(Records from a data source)
▼
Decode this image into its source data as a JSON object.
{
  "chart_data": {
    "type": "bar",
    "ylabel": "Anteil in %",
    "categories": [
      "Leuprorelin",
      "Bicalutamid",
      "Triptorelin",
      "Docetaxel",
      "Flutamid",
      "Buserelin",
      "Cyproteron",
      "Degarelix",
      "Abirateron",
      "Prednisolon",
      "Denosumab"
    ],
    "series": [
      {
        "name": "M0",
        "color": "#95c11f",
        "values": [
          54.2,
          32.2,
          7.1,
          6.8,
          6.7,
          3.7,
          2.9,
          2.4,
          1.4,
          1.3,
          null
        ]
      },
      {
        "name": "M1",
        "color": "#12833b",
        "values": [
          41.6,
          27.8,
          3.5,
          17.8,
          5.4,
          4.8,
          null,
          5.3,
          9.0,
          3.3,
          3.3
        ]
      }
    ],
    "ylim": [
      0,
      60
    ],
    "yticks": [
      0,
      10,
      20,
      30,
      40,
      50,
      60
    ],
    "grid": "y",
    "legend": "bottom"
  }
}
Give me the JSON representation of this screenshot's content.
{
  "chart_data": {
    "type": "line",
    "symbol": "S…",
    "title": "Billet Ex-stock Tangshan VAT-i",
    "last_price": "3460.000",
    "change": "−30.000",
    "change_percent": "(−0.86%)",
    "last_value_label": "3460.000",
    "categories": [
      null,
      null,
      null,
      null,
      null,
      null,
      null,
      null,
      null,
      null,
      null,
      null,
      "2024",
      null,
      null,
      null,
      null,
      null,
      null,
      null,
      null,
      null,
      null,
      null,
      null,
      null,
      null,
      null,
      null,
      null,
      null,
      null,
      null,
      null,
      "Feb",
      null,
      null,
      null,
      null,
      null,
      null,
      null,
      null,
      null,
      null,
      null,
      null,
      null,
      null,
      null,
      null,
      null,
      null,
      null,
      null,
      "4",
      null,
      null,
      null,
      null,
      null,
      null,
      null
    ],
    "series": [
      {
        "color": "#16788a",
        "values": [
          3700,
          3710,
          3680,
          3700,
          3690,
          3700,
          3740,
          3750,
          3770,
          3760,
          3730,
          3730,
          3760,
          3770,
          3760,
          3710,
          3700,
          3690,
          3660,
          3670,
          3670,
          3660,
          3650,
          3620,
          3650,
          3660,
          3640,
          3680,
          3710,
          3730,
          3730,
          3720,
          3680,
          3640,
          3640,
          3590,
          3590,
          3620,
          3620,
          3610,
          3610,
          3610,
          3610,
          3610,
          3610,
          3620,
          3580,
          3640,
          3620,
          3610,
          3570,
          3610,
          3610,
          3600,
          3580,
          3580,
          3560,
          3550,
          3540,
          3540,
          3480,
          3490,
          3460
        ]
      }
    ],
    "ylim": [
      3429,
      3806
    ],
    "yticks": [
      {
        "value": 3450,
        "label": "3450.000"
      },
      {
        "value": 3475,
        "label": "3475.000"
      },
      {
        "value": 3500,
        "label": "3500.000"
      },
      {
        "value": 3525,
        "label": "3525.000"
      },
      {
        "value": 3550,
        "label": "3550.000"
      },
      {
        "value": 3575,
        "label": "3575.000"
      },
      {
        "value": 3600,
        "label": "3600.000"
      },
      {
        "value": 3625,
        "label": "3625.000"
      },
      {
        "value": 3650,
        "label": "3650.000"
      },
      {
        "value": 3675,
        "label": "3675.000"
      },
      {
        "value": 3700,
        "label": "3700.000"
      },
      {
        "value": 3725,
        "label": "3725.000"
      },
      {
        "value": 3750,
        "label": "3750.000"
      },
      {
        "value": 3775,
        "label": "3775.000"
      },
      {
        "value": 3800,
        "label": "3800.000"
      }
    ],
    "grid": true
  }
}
▲
## Set problem
Compute the number of lines above that contain the string "color". Reply with that value only.

## The output
3